▸ Short exercise: State how many lines of the entries below hold the word "Slovensko"; reply with nothing but the number.
————————
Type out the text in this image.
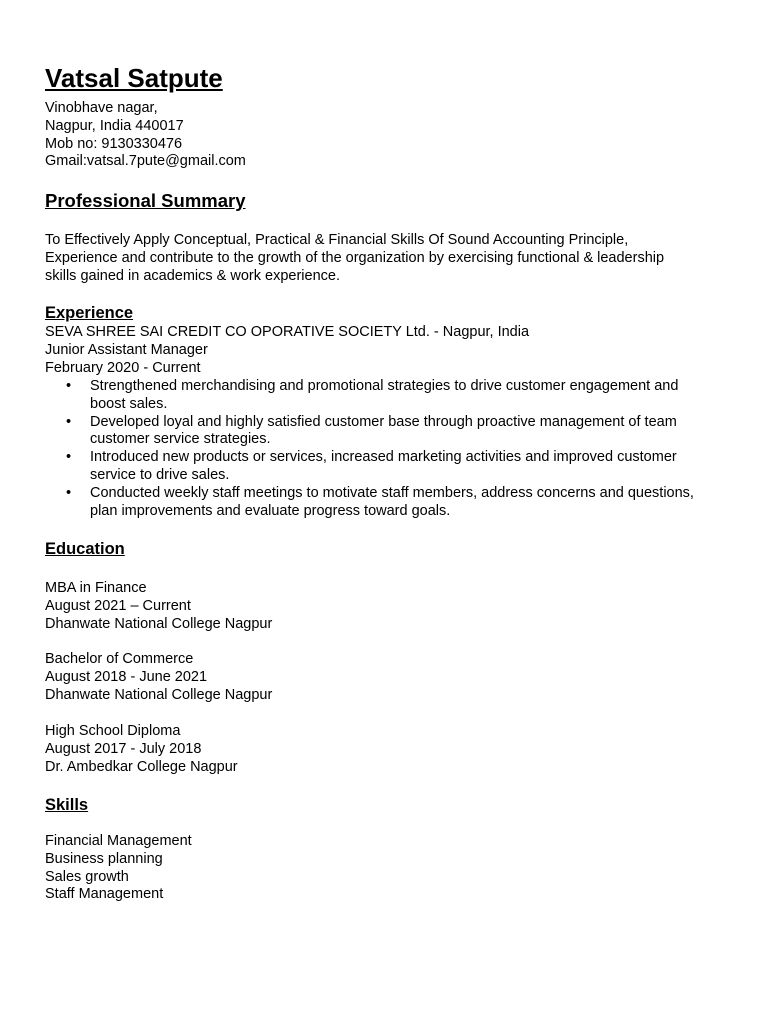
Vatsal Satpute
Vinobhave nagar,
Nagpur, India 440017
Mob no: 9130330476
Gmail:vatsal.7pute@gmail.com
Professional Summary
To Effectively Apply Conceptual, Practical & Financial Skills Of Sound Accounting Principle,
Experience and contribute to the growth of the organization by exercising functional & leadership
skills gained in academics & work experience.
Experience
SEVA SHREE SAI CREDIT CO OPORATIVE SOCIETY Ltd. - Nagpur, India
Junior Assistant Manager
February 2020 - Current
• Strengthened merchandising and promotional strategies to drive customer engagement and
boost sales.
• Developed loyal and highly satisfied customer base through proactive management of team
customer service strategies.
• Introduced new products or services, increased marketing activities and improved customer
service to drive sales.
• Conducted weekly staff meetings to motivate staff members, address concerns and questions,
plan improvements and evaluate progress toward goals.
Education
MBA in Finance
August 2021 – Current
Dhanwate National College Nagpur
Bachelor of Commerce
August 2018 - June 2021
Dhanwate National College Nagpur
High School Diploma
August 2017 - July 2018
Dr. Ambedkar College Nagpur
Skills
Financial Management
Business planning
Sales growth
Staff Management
————————
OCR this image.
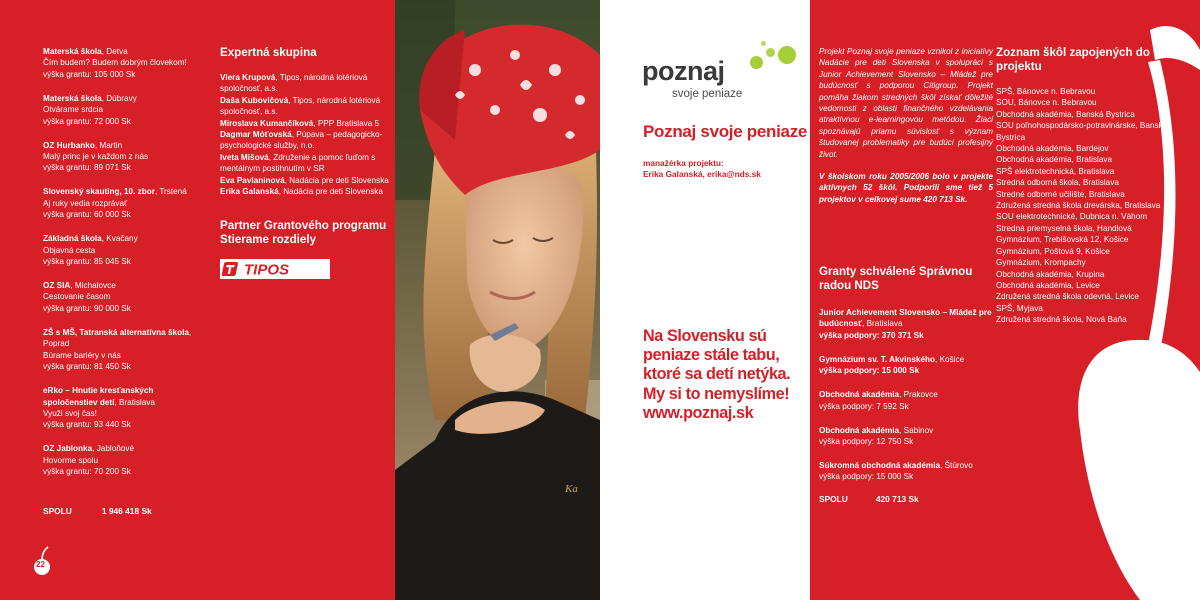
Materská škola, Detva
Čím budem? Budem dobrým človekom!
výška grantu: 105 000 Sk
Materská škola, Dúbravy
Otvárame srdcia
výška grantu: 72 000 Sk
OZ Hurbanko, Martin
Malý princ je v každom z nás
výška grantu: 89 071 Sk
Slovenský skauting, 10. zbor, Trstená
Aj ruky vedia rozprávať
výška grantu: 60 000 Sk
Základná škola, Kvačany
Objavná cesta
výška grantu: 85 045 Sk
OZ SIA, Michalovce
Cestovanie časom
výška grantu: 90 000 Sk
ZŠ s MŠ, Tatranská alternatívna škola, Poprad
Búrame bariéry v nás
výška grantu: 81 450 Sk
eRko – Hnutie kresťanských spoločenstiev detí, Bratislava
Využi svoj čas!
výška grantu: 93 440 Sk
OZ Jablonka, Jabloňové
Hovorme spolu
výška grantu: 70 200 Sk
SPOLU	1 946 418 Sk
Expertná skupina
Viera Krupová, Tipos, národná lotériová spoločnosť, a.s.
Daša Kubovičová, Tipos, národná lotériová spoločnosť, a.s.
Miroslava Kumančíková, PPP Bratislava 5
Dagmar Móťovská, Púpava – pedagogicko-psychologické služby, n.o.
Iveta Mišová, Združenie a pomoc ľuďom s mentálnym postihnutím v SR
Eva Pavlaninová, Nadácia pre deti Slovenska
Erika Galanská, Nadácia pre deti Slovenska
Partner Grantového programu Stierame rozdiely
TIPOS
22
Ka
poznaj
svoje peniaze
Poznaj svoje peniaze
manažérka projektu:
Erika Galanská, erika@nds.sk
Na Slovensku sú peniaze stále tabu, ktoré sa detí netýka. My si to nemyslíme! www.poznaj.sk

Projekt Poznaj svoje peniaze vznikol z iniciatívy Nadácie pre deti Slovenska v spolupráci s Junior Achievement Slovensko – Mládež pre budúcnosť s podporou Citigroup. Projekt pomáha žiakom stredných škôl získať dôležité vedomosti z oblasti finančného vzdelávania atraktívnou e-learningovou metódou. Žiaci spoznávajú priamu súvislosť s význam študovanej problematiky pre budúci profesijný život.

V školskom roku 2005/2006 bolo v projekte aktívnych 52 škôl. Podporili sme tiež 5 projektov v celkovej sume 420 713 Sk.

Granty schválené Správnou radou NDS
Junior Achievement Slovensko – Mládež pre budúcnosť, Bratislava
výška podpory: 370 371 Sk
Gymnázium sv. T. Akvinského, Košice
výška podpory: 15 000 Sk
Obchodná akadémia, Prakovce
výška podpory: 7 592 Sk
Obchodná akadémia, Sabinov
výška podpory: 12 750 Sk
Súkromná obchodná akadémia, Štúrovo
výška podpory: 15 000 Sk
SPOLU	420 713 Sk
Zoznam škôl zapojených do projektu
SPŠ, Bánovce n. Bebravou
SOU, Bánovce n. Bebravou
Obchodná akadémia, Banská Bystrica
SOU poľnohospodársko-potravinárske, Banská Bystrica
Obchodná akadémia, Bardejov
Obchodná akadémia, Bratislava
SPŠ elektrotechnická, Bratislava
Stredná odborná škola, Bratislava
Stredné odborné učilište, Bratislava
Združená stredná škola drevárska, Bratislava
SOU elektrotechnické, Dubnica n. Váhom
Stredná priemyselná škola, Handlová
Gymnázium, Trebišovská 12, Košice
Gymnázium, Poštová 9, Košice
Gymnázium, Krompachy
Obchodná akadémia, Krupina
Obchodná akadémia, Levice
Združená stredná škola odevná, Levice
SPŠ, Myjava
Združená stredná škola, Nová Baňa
————————
▸ Written reply: 2